>> start Source material
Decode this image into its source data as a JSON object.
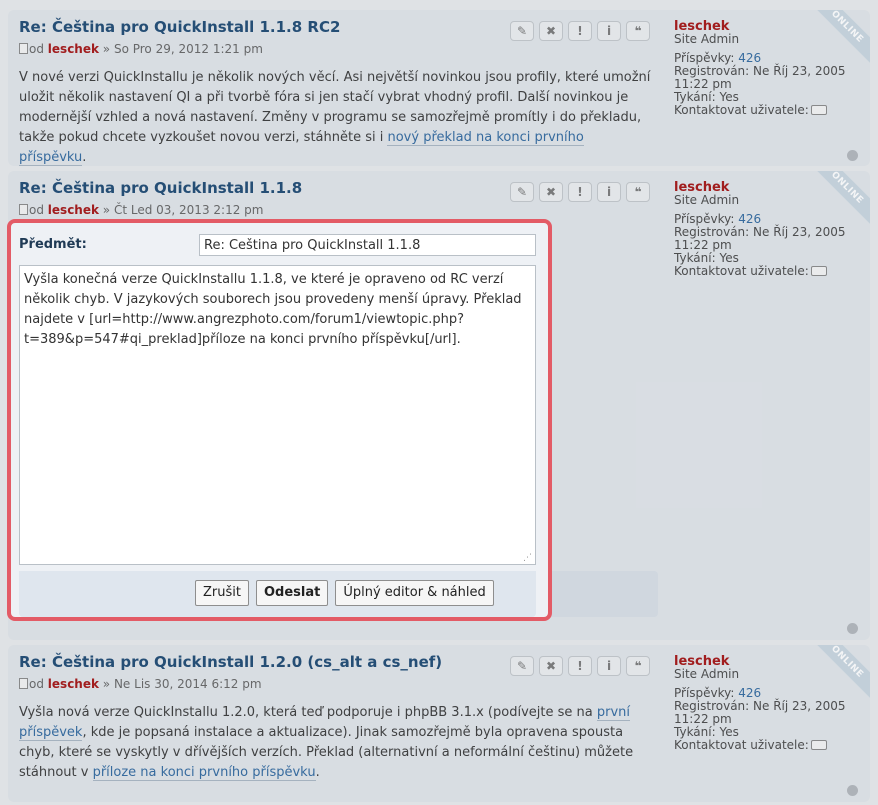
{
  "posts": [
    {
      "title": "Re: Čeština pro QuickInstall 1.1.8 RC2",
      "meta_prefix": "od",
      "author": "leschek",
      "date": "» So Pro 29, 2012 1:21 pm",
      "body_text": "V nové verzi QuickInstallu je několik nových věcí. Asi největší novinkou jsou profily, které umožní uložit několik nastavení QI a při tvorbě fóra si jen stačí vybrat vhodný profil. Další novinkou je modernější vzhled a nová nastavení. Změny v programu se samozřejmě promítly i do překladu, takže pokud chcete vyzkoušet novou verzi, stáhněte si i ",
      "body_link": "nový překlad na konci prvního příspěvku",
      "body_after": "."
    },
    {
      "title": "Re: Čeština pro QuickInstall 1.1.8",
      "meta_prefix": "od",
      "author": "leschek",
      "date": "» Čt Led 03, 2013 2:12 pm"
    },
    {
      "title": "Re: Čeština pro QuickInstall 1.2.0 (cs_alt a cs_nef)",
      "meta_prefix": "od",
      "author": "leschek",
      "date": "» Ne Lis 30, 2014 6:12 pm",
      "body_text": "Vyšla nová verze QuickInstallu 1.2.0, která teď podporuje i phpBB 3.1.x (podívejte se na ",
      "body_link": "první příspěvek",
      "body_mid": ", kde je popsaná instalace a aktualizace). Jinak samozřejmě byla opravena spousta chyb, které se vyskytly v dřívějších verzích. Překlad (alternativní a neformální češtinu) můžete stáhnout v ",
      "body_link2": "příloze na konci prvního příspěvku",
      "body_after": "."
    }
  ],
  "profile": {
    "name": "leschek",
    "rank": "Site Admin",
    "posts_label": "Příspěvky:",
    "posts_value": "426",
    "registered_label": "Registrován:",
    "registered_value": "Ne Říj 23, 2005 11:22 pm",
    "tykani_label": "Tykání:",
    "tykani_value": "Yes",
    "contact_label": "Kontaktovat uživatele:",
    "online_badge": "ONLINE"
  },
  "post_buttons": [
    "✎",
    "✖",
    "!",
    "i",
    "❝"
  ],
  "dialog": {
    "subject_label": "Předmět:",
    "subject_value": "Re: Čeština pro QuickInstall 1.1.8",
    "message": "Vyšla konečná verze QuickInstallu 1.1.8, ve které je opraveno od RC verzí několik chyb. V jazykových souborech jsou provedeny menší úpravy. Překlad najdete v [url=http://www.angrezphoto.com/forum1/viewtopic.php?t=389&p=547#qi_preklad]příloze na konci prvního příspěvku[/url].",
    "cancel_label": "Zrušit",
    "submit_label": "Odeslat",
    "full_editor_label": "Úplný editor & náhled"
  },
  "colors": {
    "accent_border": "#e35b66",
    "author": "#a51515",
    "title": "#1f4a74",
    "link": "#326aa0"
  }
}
>> end Source material
>> start Source material
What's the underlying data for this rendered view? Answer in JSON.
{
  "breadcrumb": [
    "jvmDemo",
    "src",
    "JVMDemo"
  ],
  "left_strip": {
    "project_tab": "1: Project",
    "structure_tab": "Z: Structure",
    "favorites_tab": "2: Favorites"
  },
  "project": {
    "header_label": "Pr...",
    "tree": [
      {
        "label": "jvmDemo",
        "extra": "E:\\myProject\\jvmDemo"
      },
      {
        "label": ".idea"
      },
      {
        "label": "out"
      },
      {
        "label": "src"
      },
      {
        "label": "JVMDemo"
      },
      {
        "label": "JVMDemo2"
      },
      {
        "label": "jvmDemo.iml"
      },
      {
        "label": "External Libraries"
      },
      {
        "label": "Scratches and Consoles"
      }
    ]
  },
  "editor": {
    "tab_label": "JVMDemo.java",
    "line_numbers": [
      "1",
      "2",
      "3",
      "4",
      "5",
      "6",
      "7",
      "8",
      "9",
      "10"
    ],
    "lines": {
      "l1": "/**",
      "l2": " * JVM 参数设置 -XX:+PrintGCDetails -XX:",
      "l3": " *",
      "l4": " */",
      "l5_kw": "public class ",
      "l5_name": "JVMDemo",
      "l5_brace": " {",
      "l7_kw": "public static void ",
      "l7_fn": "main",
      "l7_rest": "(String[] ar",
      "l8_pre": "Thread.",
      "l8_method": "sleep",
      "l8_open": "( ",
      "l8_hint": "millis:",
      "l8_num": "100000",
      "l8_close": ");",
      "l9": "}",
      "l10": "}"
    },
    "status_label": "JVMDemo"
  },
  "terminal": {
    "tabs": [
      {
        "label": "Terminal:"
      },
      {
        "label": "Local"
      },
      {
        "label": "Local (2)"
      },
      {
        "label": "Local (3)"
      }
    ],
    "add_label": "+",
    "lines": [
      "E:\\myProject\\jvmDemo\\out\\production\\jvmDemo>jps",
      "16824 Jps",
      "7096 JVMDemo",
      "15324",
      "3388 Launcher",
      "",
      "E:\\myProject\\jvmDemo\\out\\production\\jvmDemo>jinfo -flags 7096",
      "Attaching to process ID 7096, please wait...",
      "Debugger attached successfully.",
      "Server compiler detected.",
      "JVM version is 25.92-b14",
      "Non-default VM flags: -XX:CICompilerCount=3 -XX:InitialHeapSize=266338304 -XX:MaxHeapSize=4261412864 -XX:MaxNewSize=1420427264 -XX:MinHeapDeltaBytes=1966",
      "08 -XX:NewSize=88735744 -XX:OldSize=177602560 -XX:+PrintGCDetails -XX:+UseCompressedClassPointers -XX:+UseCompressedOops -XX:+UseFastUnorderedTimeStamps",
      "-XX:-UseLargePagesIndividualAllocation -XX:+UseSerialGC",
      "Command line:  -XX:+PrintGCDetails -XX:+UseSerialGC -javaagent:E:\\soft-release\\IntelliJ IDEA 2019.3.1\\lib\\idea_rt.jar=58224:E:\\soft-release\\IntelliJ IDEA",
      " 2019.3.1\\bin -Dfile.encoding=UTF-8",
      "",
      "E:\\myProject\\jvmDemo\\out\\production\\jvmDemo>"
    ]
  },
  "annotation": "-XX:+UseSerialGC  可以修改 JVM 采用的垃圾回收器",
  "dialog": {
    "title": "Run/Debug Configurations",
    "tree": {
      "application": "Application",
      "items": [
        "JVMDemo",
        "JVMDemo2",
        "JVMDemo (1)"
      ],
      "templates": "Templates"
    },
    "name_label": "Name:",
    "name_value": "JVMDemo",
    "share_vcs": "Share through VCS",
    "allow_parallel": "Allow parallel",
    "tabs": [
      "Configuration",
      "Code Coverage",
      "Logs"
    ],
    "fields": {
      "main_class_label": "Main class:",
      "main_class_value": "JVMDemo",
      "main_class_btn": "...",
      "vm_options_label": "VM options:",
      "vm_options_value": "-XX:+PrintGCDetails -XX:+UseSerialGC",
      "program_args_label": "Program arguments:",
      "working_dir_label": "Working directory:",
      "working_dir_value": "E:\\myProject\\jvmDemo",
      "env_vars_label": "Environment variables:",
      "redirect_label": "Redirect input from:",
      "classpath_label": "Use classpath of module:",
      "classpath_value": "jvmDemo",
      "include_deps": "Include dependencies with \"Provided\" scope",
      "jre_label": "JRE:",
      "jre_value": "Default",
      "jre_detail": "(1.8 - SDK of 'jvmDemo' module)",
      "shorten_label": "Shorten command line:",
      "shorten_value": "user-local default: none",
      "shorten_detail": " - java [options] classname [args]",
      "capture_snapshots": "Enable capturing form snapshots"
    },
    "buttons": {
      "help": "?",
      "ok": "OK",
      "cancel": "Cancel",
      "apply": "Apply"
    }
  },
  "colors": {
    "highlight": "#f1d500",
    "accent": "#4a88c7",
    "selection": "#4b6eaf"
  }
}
>> end Source material
#### What you will do:
Give only a number: how many lines of the data hold the string "prvního"?

#### The result:
3